start Records supplied

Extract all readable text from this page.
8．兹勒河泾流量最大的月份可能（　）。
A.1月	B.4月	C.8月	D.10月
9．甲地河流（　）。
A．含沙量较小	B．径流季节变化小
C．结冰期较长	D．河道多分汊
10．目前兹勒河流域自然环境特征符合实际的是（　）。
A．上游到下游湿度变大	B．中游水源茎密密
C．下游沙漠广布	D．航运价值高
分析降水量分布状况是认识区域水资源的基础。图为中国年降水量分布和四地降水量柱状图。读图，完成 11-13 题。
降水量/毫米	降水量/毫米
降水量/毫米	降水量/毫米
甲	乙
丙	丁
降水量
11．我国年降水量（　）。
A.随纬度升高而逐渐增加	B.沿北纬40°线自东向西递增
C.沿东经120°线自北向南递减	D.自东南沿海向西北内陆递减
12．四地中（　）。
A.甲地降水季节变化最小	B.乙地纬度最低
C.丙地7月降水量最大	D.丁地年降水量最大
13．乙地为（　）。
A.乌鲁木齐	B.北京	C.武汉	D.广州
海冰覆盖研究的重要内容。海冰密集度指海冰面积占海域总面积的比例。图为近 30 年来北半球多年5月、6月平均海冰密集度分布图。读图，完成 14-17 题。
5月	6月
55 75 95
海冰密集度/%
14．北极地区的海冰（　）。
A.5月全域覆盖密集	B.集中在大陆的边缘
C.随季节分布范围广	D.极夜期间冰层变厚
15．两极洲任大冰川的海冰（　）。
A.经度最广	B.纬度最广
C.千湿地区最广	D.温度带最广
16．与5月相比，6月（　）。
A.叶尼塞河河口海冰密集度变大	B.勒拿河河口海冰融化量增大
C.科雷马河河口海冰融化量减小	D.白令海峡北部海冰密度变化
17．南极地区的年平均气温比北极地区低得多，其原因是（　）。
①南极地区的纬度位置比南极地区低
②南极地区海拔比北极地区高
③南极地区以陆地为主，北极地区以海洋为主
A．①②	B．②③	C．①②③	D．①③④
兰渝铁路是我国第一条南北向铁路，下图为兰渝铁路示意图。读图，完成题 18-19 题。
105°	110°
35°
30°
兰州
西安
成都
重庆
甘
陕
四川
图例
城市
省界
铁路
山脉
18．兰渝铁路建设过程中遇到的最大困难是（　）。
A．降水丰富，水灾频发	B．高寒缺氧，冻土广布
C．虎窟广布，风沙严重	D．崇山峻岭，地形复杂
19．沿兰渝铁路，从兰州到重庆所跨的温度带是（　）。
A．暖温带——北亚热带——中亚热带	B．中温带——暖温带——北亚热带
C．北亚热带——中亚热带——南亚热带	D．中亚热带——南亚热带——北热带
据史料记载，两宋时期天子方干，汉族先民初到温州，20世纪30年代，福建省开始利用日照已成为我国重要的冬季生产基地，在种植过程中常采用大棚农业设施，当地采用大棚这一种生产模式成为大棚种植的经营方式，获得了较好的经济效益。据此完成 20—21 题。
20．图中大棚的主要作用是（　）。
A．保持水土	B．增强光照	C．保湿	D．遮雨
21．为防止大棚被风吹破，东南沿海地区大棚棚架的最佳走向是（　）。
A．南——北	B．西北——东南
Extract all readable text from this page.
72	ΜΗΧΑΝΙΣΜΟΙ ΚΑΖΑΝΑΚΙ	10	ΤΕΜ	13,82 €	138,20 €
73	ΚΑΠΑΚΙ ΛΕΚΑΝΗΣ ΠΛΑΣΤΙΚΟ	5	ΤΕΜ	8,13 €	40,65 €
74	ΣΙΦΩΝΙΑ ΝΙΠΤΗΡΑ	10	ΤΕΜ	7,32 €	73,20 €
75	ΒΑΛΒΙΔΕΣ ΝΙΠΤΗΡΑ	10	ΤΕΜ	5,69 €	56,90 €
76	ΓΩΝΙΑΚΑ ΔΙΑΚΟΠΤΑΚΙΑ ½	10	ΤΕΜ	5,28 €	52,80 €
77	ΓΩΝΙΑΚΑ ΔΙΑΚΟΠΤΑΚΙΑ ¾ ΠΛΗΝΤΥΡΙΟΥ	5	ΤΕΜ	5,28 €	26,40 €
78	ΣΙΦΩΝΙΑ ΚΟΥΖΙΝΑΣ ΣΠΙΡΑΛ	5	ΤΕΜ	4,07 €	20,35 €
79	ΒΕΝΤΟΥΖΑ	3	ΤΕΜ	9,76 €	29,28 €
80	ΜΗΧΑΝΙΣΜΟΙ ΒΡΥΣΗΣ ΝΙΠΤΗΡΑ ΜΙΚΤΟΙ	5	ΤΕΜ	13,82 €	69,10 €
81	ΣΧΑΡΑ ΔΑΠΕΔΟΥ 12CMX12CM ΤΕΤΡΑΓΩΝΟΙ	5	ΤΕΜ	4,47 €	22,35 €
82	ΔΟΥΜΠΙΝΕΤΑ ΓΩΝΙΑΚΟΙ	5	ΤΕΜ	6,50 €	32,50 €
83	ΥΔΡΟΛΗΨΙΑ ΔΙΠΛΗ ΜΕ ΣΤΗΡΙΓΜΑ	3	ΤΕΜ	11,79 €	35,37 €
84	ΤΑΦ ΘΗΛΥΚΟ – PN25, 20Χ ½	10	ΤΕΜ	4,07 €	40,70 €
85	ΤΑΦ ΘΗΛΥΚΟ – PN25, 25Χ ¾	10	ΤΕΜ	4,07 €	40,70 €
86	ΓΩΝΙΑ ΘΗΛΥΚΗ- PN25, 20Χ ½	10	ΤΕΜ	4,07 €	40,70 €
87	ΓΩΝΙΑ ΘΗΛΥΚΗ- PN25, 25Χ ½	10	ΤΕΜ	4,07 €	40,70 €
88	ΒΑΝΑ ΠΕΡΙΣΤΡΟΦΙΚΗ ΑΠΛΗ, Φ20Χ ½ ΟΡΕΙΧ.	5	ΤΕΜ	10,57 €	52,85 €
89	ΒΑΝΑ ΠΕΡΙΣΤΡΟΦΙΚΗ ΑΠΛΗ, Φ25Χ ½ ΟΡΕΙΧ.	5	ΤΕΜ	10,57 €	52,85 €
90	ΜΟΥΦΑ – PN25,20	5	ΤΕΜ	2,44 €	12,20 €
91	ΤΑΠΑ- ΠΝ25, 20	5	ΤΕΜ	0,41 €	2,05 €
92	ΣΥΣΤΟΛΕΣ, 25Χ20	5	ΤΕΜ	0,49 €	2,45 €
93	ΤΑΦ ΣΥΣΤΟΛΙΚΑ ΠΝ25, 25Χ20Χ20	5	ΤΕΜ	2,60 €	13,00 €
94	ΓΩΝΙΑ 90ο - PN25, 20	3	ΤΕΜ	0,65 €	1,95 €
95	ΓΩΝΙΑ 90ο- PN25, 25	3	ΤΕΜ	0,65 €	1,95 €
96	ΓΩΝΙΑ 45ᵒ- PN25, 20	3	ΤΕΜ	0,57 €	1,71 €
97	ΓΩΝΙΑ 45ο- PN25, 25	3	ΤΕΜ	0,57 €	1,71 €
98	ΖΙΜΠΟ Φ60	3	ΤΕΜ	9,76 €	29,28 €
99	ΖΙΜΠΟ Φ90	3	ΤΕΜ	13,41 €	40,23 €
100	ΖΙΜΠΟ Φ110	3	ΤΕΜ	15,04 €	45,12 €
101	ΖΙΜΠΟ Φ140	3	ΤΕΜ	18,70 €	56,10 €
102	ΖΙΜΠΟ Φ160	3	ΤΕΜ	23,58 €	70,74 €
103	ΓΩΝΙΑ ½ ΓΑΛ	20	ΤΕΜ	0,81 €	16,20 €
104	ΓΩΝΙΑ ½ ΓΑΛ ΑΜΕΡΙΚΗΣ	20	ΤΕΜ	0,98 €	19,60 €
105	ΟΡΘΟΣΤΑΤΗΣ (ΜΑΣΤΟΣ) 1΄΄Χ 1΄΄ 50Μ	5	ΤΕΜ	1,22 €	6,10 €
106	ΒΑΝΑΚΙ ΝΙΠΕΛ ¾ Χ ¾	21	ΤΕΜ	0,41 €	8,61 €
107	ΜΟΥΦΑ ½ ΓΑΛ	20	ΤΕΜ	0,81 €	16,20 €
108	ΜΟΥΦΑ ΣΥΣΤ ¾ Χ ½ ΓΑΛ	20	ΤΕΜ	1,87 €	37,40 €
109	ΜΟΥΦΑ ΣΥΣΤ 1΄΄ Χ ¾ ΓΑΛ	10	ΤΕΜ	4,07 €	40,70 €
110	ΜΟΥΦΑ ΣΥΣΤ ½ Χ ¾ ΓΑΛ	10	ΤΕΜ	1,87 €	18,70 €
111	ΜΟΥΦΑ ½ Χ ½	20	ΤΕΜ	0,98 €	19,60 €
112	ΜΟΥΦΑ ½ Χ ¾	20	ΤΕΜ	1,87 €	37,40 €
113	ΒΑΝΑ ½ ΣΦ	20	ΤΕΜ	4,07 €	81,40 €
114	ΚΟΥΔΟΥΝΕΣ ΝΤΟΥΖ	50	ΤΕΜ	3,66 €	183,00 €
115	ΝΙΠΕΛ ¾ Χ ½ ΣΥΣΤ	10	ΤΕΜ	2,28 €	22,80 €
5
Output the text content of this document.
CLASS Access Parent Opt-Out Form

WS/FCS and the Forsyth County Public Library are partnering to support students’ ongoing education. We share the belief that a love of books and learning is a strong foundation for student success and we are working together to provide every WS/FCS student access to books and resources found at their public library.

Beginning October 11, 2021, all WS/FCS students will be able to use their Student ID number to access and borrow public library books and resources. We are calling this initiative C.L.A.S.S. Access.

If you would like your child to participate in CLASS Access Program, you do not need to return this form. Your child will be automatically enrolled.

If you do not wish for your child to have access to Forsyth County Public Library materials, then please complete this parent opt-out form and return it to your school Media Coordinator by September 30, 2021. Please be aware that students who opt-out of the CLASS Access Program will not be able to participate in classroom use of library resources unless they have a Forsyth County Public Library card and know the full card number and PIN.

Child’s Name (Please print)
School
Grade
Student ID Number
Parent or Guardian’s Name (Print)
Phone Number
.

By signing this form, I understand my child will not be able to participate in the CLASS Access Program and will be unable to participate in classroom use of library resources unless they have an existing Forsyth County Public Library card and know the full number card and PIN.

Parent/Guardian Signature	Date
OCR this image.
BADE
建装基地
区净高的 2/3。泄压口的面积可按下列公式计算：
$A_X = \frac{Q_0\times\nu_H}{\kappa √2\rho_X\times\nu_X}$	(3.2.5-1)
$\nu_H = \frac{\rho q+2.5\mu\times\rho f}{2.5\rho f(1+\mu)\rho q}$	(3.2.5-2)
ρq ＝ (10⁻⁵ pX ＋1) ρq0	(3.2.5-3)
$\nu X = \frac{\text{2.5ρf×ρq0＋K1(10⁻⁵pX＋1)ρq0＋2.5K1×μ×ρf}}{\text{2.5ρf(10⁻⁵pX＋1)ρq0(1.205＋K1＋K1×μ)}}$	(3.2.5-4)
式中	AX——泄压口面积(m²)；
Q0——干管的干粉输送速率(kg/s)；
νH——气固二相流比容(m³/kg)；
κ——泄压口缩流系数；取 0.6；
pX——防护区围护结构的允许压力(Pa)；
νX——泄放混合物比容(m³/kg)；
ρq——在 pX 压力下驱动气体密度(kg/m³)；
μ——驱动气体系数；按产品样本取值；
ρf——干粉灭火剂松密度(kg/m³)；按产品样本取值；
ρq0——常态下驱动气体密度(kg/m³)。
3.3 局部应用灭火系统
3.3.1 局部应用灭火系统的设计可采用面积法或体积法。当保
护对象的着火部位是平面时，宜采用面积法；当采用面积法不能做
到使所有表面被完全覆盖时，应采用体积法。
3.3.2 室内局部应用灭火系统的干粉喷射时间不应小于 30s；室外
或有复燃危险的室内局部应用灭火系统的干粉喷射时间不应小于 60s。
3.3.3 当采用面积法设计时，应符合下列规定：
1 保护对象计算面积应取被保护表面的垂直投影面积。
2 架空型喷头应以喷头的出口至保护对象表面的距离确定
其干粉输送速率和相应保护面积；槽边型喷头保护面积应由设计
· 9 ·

end Records supplied

Would you give again, word for word, every line from the one with "OCR this image." through the final line of the listing above?

Output of the task
OCR this image.
BADE
建装基地
区净高的 2/3。泄压口的面积可按下列公式计算：
$A_X = \frac{Q_0\times\nu_H}{\kappa √2\rho_X\times\nu_X}$	(3.2.5-1)
$\nu_H = \frac{\rho q+2.5\mu\times\rho f}{2.5\rho f(1+\mu)\rho q}$	(3.2.5-2)
ρq ＝ (10⁻⁵ pX ＋1) ρq0	(3.2.5-3)
$\nu X = \frac{\text{2.5ρf×ρq0＋K1(10⁻⁵pX＋1)ρq0＋2.5K1×μ×ρf}}{\text{2.5ρf(10⁻⁵pX＋1)ρq0(1.205＋K1＋K1×μ)}}$	(3.2.5-4)
式中	AX——泄压口面积(m²)；
Q0——干管的干粉输送速率(kg/s)；
νH——气固二相流比容(m³/kg)；
κ——泄压口缩流系数；取 0.6；
pX——防护区围护结构的允许压力(Pa)；
νX——泄放混合物比容(m³/kg)；
ρq——在 pX 压力下驱动气体密度(kg/m³)；
μ——驱动气体系数；按产品样本取值；
ρf——干粉灭火剂松密度(kg/m³)；按产品样本取值；
ρq0——常态下驱动气体密度(kg/m³)。
3.3 局部应用灭火系统
3.3.1 局部应用灭火系统的设计可采用面积法或体积法。当保
护对象的着火部位是平面时，宜采用面积法；当采用面积法不能做
到使所有表面被完全覆盖时，应采用体积法。
3.3.2 室内局部应用灭火系统的干粉喷射时间不应小于 30s；室外
或有复燃危险的室内局部应用灭火系统的干粉喷射时间不应小于 60s。
3.3.3 当采用面积法设计时，应符合下列规定：
1 保护对象计算面积应取被保护表面的垂直投影面积。
2 架空型喷头应以喷头的出口至保护对象表面的距离确定
其干粉输送速率和相应保护面积；槽边型喷头保护面积应由设计
· 9 ·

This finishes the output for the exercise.